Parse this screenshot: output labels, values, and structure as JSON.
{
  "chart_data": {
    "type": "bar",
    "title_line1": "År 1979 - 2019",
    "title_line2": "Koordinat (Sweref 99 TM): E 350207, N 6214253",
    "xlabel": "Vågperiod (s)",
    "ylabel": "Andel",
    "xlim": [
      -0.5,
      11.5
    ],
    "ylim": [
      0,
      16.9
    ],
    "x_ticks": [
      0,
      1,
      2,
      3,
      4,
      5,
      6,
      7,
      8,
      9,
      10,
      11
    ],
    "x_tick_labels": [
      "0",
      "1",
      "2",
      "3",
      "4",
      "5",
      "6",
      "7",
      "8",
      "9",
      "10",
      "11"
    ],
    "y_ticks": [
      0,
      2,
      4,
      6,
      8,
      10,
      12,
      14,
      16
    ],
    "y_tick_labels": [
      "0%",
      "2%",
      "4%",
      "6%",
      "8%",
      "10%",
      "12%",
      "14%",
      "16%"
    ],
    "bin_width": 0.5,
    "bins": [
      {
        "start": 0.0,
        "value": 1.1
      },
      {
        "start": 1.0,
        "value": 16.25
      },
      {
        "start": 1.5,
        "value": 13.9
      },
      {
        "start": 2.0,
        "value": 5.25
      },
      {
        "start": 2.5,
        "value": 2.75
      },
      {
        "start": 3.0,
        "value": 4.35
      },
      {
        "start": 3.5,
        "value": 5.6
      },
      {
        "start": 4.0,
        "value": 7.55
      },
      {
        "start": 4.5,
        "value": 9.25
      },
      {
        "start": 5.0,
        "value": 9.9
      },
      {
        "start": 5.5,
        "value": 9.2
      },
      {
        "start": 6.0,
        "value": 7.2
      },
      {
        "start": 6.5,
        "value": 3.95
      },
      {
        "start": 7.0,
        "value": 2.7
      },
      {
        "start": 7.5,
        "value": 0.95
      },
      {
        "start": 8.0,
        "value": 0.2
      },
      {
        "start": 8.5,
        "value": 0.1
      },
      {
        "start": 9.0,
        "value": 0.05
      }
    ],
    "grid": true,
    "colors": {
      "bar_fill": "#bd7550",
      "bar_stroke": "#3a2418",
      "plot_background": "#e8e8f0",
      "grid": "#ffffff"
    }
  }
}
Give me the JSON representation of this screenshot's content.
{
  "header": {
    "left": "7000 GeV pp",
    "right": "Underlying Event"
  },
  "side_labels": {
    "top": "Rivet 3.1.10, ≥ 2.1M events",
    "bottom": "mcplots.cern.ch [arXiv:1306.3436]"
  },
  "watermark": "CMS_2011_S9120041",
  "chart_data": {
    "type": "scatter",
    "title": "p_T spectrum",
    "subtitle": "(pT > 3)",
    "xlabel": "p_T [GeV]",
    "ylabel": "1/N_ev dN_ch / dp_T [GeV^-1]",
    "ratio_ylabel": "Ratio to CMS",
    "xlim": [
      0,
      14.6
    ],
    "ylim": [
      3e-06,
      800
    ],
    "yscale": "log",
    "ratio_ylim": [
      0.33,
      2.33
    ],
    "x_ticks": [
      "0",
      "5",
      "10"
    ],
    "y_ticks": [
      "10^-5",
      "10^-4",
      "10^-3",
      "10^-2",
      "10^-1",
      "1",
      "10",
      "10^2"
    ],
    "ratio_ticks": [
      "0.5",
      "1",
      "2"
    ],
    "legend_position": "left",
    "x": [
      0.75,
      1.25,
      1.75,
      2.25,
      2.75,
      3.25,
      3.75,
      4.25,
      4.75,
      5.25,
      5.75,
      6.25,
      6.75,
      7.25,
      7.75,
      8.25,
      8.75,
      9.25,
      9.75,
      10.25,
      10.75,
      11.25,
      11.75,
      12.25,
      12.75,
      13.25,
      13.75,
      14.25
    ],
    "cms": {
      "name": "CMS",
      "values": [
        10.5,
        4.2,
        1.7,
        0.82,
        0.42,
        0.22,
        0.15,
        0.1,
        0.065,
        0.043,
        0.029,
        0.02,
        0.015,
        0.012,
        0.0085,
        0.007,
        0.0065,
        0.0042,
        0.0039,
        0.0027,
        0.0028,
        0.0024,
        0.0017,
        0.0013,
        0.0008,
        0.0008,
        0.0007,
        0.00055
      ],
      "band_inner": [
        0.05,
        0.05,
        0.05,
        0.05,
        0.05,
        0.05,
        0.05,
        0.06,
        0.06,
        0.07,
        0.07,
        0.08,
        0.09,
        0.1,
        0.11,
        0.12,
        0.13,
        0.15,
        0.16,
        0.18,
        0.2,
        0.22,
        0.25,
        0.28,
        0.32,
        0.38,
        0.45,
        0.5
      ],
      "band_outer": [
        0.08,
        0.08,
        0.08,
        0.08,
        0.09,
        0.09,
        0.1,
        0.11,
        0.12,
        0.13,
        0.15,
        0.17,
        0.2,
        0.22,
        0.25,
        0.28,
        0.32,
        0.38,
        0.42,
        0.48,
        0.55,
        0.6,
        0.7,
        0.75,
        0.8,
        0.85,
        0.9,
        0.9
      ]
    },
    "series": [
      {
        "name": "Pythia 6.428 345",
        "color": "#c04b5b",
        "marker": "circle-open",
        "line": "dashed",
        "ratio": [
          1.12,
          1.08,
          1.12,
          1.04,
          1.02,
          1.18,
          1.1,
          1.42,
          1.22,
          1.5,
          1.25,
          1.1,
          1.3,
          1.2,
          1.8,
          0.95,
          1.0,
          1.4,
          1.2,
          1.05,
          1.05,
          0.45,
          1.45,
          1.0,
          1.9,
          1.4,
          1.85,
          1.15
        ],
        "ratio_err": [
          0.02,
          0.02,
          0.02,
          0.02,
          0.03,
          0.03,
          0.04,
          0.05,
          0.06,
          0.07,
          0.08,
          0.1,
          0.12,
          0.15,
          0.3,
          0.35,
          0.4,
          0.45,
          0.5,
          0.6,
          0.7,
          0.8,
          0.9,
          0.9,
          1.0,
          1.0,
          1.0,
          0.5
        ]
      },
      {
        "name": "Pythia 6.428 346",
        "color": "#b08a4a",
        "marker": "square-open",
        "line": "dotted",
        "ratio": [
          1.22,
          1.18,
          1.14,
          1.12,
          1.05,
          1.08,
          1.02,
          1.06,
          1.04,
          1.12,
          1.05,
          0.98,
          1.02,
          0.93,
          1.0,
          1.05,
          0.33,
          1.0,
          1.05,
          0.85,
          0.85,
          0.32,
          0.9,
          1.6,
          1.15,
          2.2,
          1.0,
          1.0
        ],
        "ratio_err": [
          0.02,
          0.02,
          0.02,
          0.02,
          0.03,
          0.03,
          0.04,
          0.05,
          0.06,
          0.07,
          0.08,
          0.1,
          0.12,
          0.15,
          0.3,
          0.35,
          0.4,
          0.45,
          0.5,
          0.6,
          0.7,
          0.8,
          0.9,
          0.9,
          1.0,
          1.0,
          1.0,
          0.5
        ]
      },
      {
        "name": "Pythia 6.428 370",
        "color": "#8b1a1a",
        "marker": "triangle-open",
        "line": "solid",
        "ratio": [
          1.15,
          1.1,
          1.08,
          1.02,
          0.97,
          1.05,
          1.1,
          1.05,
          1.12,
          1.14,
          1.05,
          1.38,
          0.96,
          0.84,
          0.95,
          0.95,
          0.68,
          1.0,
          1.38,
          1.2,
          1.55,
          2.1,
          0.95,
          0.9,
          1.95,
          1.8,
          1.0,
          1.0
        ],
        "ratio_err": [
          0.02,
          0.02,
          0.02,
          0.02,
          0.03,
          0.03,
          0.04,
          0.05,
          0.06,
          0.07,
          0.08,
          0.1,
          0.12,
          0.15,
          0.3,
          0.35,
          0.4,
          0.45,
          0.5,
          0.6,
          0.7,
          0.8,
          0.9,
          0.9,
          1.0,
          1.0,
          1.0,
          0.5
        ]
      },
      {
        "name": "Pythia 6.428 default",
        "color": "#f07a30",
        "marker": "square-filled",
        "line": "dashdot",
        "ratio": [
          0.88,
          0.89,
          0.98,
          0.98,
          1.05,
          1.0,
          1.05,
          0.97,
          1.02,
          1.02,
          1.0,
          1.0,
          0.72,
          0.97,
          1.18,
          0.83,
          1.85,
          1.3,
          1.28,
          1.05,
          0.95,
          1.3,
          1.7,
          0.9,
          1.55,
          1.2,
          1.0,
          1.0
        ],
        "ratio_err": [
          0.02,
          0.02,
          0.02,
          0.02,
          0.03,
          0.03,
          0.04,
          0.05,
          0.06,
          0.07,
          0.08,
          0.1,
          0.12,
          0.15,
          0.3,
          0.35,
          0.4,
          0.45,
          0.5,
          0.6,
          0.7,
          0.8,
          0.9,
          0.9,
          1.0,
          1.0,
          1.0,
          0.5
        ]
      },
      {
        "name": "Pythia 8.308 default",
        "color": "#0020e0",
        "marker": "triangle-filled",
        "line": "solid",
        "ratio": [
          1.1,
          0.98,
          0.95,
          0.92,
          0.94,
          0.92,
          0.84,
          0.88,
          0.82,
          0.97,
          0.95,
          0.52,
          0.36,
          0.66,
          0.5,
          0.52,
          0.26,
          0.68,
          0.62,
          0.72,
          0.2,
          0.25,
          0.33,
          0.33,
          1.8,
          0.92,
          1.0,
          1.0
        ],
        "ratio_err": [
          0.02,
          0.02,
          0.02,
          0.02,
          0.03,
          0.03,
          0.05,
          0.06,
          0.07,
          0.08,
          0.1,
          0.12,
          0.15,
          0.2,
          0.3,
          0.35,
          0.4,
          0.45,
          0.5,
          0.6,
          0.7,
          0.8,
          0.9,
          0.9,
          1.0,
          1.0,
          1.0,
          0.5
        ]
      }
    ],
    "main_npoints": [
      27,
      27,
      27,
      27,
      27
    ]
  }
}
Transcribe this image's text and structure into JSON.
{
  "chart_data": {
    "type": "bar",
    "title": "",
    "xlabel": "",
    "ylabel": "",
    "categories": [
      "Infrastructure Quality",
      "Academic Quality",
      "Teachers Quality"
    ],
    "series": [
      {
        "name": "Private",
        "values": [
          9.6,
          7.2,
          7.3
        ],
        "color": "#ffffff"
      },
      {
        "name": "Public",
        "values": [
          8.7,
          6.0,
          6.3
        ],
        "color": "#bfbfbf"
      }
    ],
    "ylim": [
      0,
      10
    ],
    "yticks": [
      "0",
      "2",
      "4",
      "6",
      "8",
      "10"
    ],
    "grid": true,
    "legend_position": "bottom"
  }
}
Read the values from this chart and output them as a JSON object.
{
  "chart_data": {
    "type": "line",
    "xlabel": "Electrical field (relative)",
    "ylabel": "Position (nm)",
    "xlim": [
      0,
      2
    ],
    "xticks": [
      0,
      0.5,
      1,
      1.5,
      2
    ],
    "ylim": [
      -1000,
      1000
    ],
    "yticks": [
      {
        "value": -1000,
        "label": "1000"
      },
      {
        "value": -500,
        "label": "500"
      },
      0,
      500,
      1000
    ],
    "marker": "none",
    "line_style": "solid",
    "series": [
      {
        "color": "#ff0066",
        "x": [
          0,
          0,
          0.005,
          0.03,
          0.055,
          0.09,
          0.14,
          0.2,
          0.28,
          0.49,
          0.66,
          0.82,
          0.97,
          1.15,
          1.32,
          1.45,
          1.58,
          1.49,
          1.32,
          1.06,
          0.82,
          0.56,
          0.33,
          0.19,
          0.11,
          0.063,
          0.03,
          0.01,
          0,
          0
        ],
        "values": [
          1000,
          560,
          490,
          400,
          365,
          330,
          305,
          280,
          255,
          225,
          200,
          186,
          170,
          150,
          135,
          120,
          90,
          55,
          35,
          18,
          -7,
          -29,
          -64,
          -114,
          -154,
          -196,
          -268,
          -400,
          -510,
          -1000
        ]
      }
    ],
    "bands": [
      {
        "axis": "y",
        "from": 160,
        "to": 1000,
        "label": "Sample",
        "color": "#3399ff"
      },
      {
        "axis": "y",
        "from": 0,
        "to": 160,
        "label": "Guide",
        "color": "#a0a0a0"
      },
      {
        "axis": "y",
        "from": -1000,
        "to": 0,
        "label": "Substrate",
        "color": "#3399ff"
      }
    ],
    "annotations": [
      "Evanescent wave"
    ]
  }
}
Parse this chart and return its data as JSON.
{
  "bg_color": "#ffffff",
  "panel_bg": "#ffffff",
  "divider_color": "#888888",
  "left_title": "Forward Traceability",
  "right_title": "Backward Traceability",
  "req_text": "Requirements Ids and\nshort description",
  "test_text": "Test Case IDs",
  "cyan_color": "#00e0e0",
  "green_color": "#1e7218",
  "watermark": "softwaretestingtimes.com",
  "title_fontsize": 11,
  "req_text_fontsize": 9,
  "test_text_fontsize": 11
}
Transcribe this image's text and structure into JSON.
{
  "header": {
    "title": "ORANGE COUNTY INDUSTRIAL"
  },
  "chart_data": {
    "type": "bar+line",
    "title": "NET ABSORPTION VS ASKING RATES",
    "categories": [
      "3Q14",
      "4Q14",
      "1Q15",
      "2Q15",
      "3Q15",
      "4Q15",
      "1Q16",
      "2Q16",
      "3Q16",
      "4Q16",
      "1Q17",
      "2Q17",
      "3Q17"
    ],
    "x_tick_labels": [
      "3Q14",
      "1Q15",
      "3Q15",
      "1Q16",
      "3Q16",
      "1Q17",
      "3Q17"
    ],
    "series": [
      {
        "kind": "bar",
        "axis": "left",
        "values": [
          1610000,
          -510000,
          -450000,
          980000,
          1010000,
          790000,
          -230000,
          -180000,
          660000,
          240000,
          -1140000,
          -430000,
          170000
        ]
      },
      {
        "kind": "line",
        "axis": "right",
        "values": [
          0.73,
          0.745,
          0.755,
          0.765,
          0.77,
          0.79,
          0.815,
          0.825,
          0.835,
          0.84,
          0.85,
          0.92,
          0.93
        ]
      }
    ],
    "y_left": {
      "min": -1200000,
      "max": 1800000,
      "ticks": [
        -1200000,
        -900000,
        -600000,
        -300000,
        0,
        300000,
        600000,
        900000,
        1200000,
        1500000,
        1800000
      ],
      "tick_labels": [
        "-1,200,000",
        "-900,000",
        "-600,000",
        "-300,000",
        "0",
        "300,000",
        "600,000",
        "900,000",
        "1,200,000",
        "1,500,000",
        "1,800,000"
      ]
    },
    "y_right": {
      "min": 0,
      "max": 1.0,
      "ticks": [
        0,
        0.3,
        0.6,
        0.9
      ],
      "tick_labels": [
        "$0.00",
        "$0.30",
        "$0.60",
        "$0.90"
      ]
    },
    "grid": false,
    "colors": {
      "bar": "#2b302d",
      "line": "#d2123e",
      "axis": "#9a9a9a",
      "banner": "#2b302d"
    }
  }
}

= = = =

Pull out all lines from the listing that contain the string "Parse".

Parse this screenshot: output labels, values, and structure as JSON.
Parse this chart and return its data as JSON.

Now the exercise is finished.